Text shown:

-=-=-=-=-

Such, however, is the nature of art in general and popular music in particular. Whenever we talk about an artist showing a lot of emotion, we're more often than not referring to the fact that they've managed to produce an effective depiction of it. How they actually feel is irrelevant. We can’t read the minds of our favourite acts, and unless we happen to know them personally we can never be sure that they weren’t full of the joys of spring when writing a sad song (or vice versa).

The "character" of a performer works in a similar way. Many have turned their back upon bands they used to like because they "sold out" and betrayed some previously professed principle. In the case of an abandoned ethical statement I can almost understand, but when it’s a matter of changed aesthetics (be they musical or image-based) then how can anyone not directly involved sensibly make that judgment? Can we really be certain that what they did originally wasn’t selling out and what they’re doing now isn’t more true to themselves?

Does any of it actually matter? I would contend not. Some people spend a lot of time and effort searching for the ‘real’ stuff, but I don’t see the need. Lest I be misunderstood, let me reassure one and all that I’m not advocating the “Stop thinking and enjoy it, maaaan” school of abandoning critical faculty. I just think we need to adjust our viewpoint and accept that pop is the ultimate hyper-real art form. It creates bigger-than-life avatars of things we think we know about, toying with our emotions and sense of reality. If it feels real, that’s all it needs to do.

… reggae (James)

I remember the first reggae record I ever bought. It was ‘Amigo’ by Black Slate and it was 1980. I can’t remember exactly why I liked it. I don’t exactly remember that much about it at all. It was kind of jaunty, and I have some recollection of being quite impressed by their dreadlocks. Not counting ‘Pass The Dutchie’ by Musical Youth (which is probably kind of unfair), it was a while before I bought another reggae record. I think it was probably ‘Off The Beaten Track’ by African Head Charge on the On-U Sound label in about 1989. More details on my obsession with that label can be found here.

In my late teens, I moved to Toxteth, with its rich mix of people and an even richer trove of music. Here I tuned into local pirate stations and had my ears blown apart with such a wealth of sounds – it resulted in a staggering learning curve. On the radio I encountered dancehall classics, roots and dub, Shabba in top form, Dennis Brown, King Tubby. Moving to Birmingham, I was fortunate enough to share a house with someone with a solid collection. Here I began to hear whole LPs, and spot differences. Most of all, I heard one of my reggae heroes (via On-U Sound) in his glory, Prince Far I. Since then, I have dug deep into back catalogues, compilations, anything that will unearth more gems.

But why do I love reggae so? Why do I still feel that buzz when listening to classics like the Lee Perry produced ‘Police And Thieves’, or the earthiness of ‘The Twinkle Brothers’, or the energy of Big Youth or Dr Alimantado?

-=-=-=-=-

Labeled region entries
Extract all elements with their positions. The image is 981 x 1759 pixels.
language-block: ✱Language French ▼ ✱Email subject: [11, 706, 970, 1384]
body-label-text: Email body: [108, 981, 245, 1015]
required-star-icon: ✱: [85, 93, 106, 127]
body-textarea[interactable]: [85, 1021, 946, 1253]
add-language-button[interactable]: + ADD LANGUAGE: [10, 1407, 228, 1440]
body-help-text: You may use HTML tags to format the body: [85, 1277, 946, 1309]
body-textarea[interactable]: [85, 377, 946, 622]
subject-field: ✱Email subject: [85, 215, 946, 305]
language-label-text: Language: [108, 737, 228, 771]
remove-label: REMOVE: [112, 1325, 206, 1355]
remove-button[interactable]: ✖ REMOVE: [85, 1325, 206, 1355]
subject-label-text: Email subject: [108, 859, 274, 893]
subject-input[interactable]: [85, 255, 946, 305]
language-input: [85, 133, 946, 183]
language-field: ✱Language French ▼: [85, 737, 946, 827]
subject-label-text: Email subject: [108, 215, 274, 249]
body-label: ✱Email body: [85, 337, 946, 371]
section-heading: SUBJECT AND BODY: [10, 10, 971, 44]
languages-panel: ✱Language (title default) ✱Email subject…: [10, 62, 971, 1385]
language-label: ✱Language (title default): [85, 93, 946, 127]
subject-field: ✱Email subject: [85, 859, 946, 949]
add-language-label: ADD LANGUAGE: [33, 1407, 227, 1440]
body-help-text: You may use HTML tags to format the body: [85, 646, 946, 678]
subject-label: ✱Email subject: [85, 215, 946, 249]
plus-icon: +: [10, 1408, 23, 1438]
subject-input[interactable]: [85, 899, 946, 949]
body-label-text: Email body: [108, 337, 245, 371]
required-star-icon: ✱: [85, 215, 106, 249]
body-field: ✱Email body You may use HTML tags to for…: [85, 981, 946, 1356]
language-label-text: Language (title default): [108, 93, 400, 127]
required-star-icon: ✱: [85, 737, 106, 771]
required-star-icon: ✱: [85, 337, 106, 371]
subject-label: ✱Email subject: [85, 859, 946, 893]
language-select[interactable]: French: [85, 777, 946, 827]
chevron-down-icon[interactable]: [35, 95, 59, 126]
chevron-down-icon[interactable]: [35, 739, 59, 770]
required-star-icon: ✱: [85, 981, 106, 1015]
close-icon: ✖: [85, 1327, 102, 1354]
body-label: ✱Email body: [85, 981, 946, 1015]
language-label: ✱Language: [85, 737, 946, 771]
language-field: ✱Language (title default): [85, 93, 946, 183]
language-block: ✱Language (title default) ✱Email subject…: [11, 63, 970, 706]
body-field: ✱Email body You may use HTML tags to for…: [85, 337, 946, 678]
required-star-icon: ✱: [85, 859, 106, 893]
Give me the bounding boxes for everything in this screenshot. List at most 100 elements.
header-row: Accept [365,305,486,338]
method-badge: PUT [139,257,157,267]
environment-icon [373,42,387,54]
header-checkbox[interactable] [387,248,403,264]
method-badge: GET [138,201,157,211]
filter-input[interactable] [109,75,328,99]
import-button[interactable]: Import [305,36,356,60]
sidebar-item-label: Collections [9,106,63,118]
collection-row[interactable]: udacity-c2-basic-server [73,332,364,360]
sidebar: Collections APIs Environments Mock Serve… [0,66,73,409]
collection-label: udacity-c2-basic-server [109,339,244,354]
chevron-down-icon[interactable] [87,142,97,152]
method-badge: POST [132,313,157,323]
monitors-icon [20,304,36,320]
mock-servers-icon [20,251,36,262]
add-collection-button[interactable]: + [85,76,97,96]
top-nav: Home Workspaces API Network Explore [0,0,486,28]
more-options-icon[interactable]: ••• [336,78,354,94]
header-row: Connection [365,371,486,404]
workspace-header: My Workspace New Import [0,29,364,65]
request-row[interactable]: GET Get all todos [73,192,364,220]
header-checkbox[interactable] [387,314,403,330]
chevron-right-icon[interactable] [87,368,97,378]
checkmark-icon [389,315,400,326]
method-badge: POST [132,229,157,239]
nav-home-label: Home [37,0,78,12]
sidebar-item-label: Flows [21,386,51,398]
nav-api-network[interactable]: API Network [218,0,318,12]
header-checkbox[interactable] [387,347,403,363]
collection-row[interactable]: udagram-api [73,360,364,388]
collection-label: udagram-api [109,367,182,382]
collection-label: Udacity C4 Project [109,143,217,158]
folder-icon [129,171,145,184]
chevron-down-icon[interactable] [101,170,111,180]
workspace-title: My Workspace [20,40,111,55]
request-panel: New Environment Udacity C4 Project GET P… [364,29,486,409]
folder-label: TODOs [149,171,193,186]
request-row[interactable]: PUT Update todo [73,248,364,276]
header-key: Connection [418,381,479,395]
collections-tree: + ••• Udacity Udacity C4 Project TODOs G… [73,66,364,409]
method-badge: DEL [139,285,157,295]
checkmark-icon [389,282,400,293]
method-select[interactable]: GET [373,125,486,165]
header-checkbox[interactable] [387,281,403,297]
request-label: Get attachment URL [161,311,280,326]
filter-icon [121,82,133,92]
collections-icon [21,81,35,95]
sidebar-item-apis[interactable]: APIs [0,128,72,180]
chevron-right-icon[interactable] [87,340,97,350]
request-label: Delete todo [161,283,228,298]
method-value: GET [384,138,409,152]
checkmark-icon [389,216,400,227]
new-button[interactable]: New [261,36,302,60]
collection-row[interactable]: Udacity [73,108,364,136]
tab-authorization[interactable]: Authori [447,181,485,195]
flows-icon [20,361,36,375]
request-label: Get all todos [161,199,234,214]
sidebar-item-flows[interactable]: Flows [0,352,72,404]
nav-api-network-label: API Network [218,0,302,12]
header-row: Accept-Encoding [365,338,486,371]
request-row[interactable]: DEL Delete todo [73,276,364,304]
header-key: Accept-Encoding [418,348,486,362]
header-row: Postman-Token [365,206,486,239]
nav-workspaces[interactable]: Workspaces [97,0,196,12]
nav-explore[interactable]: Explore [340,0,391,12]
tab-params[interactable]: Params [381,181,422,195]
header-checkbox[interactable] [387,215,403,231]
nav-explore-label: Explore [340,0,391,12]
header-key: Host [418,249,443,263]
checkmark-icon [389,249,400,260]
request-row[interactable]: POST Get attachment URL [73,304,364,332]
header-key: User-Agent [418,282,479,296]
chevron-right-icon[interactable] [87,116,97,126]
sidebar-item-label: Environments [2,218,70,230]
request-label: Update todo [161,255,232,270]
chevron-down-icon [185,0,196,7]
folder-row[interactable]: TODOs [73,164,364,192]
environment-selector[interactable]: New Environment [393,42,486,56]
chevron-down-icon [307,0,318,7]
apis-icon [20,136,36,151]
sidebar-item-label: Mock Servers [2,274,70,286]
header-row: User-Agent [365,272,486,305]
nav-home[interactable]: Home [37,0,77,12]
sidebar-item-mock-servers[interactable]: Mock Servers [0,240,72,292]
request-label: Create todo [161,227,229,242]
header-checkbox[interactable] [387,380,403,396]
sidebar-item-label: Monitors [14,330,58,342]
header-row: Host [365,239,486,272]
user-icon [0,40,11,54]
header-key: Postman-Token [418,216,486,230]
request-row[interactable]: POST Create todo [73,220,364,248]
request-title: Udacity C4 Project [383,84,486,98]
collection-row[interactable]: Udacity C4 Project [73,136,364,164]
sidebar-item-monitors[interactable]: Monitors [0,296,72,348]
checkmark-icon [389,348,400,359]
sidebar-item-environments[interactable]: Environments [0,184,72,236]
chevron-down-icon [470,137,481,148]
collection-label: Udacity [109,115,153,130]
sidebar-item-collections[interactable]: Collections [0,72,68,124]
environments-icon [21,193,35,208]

-=-=-=-=-

What is required: From the music essay above the entries, set down the passage that begins at the words "Such, however, is" and stops after the words "(or vice versa).", copying it word for word.

Output:
Such, however, is the nature of art in general and popular music in particular. Whenever we talk about an artist showing a lot of emotion, we're more often than not referring to the fact that they've managed to produce an effective depiction of it. How they actually feel is irrelevant. We can’t read the minds of our favourite acts, and unless we happen to know them personally we can never be sure that they weren’t full of the joys of spring when writing a sad song (or vice versa).